To do
Omit every picture and return the rest of the data unaltered.

Data supplied
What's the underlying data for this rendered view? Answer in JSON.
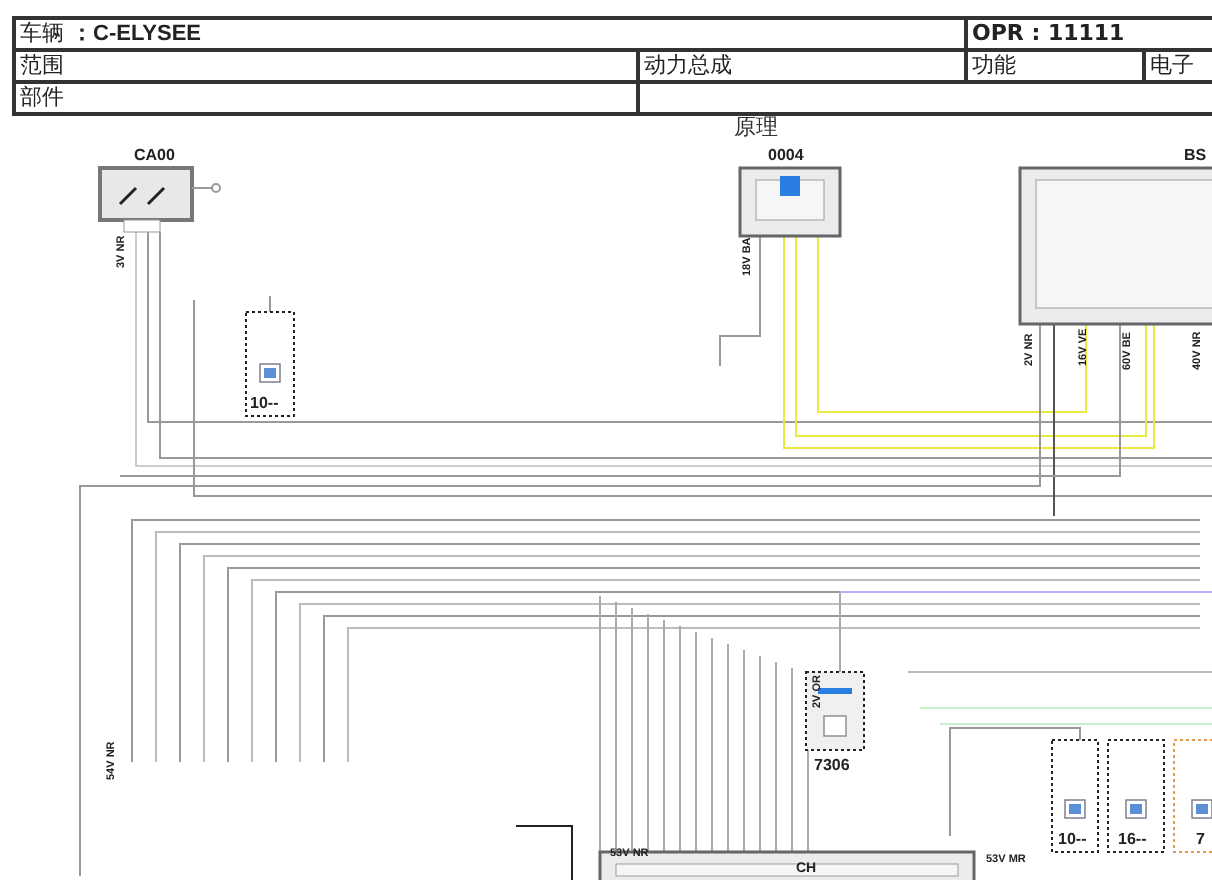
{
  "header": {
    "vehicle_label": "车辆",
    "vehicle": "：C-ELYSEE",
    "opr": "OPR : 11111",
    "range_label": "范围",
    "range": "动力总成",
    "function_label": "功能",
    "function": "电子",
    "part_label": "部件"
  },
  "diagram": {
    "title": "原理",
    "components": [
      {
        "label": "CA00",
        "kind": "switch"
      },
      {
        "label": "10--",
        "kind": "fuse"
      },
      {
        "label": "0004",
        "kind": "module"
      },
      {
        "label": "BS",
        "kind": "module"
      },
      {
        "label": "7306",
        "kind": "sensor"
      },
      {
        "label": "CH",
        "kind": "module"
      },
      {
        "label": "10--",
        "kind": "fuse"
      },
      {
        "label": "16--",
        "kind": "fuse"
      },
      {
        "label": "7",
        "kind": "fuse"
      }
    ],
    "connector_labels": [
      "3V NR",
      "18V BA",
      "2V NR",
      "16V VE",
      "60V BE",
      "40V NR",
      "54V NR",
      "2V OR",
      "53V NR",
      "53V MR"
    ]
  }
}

The result
What's the underlying data for this rendered view? Answer in JSON.
{
  "header": {
    "vehicle_label": "车辆",
    "vehicle": "：C-ELYSEE",
    "opr": "OPR : 11111",
    "range_label": "范围",
    "range": "动力总成",
    "function_label": "功能",
    "function": "电子",
    "part_label": "部件"
  },
  "diagram": {
    "title": "原理",
    "components": [
      {
        "label": "CA00",
        "kind": "switch"
      },
      {
        "label": "10--",
        "kind": "fuse"
      },
      {
        "label": "0004",
        "kind": "module"
      },
      {
        "label": "BS",
        "kind": "module"
      },
      {
        "label": "7306",
        "kind": "sensor"
      },
      {
        "label": "CH",
        "kind": "module"
      },
      {
        "label": "10--",
        "kind": "fuse"
      },
      {
        "label": "16--",
        "kind": "fuse"
      },
      {
        "label": "7",
        "kind": "fuse"
      }
    ],
    "connector_labels": [
      "3V NR",
      "18V BA",
      "2V NR",
      "16V VE",
      "60V BE",
      "40V NR",
      "54V NR",
      "2V OR",
      "53V NR",
      "53V MR"
    ]
  }
}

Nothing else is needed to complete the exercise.